In one of those Eureka! moments, an entire new story was born. I put pen to the fresh notepad and began writing "Exhuming Secrets on a Hot August Day", a tale about a reporter obsessed with a crime that took place at his best friend and confident's house a decade earlier. Like me that same month, the reporter had lost his estranged father, and was, in fact, writing the obituary when he noticed a car parked in front of the house, scene of the unsolved crime. That first longhand draft of "Exhuming" dashed itself off over the next two days and was accepted into Murder Ink, an anthology of mystery and crime fiction set in New England newsrooms edited by Dan Szczesny. This weekend, Murder Ink will be given a spectacular launch at The New England Newspaper and Press Association Conference held in Boston at the Park Plaza Hotel, complete with luncheon and author reading. I'll be sharing the opening to "Exhuming" (and long last holding my beautiful contributor copies, which feature stunning cover art by Donna Catanzaro), and there's confirmation that a Murder Ink 2 is in the works. In fact, I've been invited to feature my character from the first round in a sequel for this next installment.

(WORK INSTRUCTIONS) Pick up the account of writing the Murder Ink story and carry it on from its final sentence.

(DATA PROVIDED)
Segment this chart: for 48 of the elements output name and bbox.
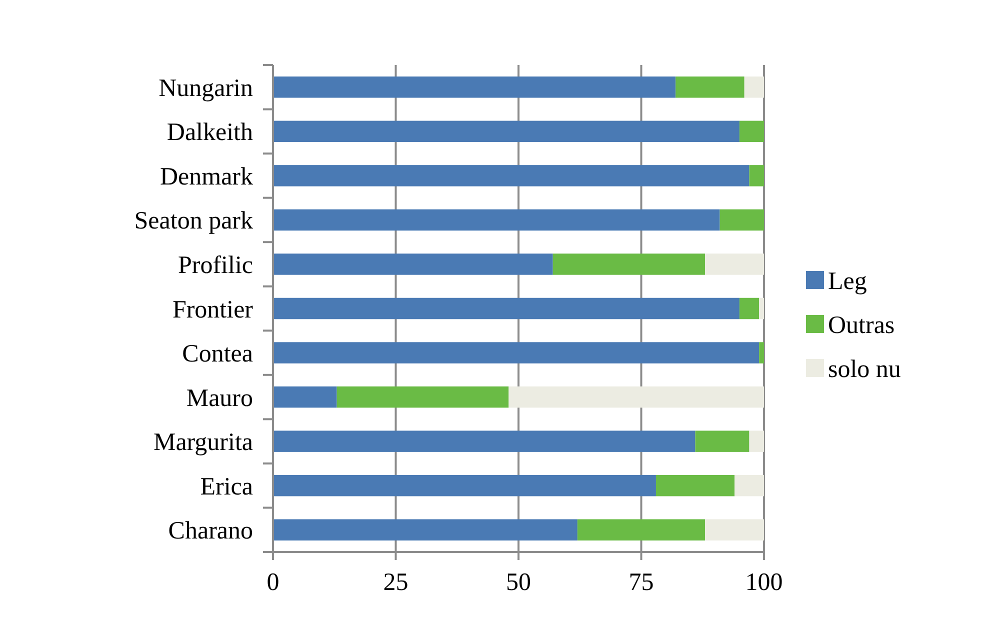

(ANSWER TO THE TASK)
Many of my fellow authors in Murder Ink's stellar Table of Contents shared the back-stories behind their stories.
Judi Calhoun on "Murder at the Monitor": "I was observing city workers out the window as they were cutting down trees -- not just any trees, but the birch, New Hampshire’s state tree. Having traveled across the USA many times, I pondered the idea that in some places in US cities, certain official trees are protected. But the birch, not so much in our state, perhaps because they are so plentiful. I was thinking about the nature of my character, detective Rick Knightly. As I was looking at those tall white trees, I saw him interrupt the workers and irreverently unzip his fly. The moment I pictured this, Rick Knightly began to unfold in my head. I wanted to know more about him. So, I began to do a voice journal and I interviewed my character. I discovered he really was an exceptionally brilliant detective who could easily solve crimes, but he wasn’t happy because he couldn’t make his wife happy, and this was a very big puzzle to Rick. I thought maybe his wife Wanda was a sort of a demanding woman who really wanted to have some birch trees planted in the yard. Rick told me that after their breakup, he sort of fell apart and began to drink a little heavier, pissing Wanda off even more and without even realizing it he was sabotaging their relationship. Other than his wife, his other love was his job. That’s what kept Rick going: the love of the game…detective work, interrogating suspects, and quickly solving crimes. And at the end of his interview he told me he realized the one thing he wanted most of all is his wife back, but he really doesn’t know how to be that man."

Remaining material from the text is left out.